# Excerpted records
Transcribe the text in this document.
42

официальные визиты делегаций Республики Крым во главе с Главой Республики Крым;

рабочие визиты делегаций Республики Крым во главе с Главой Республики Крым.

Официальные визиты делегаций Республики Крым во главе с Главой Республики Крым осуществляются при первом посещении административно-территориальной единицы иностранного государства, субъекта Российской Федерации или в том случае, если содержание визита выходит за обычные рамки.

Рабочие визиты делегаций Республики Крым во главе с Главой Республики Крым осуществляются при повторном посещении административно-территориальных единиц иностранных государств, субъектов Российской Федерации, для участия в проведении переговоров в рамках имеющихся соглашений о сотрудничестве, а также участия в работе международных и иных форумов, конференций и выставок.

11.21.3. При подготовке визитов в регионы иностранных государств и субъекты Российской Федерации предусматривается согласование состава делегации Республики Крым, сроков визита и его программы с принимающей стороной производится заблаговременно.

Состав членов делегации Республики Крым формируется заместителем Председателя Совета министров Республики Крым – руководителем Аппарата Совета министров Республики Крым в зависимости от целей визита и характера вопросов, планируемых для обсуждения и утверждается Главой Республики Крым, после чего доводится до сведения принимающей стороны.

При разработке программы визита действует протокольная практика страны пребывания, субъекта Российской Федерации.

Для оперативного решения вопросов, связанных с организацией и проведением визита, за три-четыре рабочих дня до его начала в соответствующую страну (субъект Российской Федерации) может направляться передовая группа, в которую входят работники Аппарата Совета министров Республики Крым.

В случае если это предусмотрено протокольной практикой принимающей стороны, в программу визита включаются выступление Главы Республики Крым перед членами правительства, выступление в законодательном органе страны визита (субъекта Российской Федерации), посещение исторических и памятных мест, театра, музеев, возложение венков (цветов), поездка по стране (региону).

# What this task involves
Once more, set down the full listing, verbatim.

# Correct answer
Transcribe the text in this document.
42

официальные визиты делегаций Республики Крым во главе с Главой Республики Крым;

рабочие визиты делегаций Республики Крым во главе с Главой Республики Крым.

Официальные визиты делегаций Республики Крым во главе с Главой Республики Крым осуществляются при первом посещении административно-территориальной единицы иностранного государства, субъекта Российской Федерации или в том случае, если содержание визита выходит за обычные рамки.

Рабочие визиты делегаций Республики Крым во главе с Главой Республики Крым осуществляются при повторном посещении административно-территориальных единиц иностранных государств, субъектов Российской Федерации, для участия в проведении переговоров в рамках имеющихся соглашений о сотрудничестве, а также участия в работе международных и иных форумов, конференций и выставок.

11.21.3. При подготовке визитов в регионы иностранных государств и субъекты Российской Федерации предусматривается согласование состава делегации Республики Крым, сроков визита и его программы с принимающей стороной производится заблаговременно.

Состав членов делегации Республики Крым формируется заместителем Председателя Совета министров Республики Крым – руководителем Аппарата Совета министров Республики Крым в зависимости от целей визита и характера вопросов, планируемых для обсуждения и утверждается Главой Республики Крым, после чего доводится до сведения принимающей стороны.

При разработке программы визита действует протокольная практика страны пребывания, субъекта Российской Федерации.

Для оперативного решения вопросов, связанных с организацией и проведением визита, за три-четыре рабочих дня до его начала в соответствующую страну (субъект Российской Федерации) может направляться передовая группа, в которую входят работники Аппарата Совета министров Республики Крым.

В случае если это предусмотрено протокольной практикой принимающей стороны, в программу визита включаются выступление Главы Республики Крым перед членами правительства, выступление в законодательном органе страны визита (субъекта Российской Федерации), посещение исторических и памятных мест, театра, музеев, возложение венков (цветов), поездка по стране (региону).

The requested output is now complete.